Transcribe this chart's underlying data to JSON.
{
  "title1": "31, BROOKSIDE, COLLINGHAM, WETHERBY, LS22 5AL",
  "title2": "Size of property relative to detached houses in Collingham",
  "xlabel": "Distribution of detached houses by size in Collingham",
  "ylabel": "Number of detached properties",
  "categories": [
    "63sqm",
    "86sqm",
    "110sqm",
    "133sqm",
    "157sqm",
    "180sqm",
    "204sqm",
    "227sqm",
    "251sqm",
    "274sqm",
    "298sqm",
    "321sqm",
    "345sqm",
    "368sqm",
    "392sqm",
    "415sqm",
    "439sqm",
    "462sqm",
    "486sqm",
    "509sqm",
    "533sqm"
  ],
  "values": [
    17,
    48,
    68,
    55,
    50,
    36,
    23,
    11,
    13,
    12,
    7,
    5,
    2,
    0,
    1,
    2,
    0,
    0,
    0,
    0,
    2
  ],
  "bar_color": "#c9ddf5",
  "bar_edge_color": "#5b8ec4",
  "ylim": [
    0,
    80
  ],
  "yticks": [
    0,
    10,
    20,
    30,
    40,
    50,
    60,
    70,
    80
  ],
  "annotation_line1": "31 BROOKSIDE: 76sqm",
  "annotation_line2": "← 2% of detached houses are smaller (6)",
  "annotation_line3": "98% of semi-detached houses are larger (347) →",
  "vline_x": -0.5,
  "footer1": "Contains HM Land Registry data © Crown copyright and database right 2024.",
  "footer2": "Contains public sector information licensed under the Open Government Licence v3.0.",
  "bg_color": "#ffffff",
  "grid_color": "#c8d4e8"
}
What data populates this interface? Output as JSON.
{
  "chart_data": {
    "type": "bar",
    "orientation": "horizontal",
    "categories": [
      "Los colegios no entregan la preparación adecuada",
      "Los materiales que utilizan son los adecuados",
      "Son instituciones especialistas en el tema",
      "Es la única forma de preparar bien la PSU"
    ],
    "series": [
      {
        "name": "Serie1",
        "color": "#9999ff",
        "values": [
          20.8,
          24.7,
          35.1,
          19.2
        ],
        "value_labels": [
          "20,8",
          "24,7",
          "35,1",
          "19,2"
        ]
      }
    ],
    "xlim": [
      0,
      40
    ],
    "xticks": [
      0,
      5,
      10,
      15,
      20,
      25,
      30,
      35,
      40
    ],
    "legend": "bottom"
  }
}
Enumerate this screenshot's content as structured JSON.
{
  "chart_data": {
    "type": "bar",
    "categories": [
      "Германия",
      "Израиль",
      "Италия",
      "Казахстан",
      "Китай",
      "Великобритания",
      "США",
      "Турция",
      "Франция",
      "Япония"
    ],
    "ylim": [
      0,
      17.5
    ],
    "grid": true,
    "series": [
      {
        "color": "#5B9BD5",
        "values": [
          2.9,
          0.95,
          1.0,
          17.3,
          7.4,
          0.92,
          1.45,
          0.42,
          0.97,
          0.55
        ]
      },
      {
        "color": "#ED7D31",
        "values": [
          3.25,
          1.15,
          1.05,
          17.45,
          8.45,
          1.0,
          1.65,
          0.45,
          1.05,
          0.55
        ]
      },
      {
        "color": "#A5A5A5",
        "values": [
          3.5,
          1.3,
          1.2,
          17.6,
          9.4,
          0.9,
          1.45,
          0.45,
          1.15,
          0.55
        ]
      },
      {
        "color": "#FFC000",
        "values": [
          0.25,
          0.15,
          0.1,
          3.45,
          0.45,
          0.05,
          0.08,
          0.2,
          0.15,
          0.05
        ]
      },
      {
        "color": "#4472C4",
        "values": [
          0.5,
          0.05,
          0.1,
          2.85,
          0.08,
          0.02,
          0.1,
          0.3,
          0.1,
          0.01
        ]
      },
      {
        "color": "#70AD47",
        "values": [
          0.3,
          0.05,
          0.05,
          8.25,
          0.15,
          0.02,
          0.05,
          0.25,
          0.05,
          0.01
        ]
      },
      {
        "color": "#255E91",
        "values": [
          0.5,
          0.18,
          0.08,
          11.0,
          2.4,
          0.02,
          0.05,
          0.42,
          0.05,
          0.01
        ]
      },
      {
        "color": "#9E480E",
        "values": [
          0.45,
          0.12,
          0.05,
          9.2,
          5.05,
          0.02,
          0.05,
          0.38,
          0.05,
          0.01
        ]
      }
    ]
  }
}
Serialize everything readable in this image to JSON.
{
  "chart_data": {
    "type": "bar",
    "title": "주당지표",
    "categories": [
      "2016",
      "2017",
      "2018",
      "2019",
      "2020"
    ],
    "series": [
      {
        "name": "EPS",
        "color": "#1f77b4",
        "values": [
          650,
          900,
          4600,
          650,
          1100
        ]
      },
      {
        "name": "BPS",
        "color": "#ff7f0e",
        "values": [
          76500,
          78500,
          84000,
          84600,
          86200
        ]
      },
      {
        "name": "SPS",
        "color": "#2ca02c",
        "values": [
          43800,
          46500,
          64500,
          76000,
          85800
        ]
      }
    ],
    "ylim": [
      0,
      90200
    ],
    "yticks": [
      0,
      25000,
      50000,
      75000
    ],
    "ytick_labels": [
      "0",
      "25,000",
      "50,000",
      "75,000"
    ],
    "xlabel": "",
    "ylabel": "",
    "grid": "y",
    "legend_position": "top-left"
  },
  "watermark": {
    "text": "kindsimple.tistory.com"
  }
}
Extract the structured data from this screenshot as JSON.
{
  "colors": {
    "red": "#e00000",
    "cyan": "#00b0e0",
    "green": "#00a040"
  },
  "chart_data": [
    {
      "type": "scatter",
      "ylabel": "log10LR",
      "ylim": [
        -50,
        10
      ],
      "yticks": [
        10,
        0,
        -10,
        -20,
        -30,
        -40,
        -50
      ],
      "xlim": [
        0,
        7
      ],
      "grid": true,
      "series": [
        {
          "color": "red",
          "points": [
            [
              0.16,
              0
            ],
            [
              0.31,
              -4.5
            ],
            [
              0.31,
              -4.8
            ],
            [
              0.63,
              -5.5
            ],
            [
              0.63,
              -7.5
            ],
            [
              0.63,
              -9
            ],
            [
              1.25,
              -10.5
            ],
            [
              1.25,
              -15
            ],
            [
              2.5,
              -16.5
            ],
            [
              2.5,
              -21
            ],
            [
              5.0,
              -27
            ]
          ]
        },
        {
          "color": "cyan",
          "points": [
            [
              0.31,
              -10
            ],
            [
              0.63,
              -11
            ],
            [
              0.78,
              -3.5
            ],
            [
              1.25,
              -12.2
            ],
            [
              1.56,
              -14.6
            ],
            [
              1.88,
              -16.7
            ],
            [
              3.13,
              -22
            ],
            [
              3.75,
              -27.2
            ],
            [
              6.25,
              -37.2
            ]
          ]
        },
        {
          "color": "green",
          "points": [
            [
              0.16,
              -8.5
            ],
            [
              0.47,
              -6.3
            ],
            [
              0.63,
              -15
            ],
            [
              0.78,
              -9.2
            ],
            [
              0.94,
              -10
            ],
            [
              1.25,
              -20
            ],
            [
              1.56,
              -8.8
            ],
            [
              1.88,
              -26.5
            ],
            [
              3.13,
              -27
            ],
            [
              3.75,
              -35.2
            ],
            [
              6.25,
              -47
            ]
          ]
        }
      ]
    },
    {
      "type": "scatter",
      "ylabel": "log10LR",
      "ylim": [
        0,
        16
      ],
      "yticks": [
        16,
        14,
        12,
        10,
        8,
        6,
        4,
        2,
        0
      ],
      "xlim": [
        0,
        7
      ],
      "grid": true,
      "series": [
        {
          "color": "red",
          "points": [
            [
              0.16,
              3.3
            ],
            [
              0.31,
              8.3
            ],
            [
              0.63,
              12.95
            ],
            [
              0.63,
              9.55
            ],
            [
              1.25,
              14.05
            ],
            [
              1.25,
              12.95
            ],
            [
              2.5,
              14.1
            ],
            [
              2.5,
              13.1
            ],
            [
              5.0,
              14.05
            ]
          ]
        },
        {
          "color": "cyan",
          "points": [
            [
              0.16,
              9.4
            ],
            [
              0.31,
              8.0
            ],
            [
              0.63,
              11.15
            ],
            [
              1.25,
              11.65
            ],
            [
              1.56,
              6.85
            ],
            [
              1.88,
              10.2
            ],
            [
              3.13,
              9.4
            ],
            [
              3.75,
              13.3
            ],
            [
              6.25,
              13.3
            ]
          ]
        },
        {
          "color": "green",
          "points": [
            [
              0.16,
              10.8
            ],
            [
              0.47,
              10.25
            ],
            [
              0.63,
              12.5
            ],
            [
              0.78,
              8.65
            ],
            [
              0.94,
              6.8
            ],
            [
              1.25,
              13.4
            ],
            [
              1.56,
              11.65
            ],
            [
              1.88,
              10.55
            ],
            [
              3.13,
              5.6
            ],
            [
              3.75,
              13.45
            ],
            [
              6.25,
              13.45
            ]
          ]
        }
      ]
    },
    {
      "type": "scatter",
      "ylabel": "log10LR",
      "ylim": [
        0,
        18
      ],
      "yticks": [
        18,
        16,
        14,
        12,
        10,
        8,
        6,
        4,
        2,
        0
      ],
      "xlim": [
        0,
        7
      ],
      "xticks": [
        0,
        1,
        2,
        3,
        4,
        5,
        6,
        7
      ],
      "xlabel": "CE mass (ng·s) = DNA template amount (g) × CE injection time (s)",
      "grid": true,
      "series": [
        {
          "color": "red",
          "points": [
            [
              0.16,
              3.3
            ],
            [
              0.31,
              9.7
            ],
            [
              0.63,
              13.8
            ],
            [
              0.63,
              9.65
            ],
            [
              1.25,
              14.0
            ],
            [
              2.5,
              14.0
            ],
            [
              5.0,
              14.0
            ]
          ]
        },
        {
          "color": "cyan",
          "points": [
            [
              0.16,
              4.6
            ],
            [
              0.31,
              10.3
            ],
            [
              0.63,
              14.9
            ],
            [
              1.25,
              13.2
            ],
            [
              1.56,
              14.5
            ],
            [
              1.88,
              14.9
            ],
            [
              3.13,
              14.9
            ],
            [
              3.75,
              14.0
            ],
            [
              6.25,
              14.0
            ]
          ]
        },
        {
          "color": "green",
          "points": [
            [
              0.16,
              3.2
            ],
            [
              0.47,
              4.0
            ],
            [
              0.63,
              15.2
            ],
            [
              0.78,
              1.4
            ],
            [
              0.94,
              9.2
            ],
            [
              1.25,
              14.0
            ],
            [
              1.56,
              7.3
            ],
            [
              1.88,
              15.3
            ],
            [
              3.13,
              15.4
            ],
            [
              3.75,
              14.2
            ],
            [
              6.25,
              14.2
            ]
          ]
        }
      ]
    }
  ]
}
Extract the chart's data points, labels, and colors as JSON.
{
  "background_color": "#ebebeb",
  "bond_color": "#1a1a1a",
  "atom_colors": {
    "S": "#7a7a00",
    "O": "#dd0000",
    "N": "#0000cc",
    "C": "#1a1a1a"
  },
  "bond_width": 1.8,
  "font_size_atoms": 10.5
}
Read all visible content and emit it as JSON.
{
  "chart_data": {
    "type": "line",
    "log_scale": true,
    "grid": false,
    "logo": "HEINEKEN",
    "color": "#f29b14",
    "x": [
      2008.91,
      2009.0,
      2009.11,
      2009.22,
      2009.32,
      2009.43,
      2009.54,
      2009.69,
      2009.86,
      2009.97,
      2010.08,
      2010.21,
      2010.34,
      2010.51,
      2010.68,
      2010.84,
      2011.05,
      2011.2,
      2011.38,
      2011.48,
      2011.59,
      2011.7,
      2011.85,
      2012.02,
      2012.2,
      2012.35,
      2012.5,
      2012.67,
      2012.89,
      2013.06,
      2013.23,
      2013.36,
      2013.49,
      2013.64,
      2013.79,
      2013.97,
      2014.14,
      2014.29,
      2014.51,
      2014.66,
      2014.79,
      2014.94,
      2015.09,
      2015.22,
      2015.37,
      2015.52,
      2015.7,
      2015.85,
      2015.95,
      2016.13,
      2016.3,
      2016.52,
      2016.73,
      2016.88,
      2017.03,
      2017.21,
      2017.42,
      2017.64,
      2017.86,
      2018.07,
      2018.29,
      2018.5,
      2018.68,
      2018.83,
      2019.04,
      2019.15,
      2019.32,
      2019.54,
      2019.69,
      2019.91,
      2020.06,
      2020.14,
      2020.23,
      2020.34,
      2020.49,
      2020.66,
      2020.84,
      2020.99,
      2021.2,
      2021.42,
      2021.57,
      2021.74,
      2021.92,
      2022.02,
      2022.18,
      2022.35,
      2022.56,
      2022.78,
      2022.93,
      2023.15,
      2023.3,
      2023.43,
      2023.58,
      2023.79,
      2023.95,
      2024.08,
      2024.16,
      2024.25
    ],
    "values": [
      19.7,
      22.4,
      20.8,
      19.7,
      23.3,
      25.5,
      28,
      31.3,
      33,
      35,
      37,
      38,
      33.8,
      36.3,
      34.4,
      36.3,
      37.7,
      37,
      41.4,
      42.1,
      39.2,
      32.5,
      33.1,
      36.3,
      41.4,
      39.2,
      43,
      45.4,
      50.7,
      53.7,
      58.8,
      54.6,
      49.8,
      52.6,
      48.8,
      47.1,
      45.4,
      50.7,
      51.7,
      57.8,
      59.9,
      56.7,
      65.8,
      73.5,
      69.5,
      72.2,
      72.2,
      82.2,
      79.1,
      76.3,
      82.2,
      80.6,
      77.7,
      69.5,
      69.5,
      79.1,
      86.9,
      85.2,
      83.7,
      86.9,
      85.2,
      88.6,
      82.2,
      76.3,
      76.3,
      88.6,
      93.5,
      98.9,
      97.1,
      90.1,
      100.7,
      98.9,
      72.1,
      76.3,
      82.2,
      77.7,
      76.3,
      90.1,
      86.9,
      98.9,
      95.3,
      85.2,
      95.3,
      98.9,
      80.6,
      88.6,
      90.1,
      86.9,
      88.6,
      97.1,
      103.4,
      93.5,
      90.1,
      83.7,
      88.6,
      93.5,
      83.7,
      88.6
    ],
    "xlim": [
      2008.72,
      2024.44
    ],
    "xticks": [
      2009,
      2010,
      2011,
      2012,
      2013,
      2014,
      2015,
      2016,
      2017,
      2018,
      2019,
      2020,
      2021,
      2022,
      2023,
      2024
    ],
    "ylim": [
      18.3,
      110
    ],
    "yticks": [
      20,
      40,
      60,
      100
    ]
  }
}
::::
Gather and copy every line of the data in which the string "content" is found.

[FINISHED TASK]:
Enumerate this screenshot's content as structured JSON.
Read all visible content and emit it as JSON.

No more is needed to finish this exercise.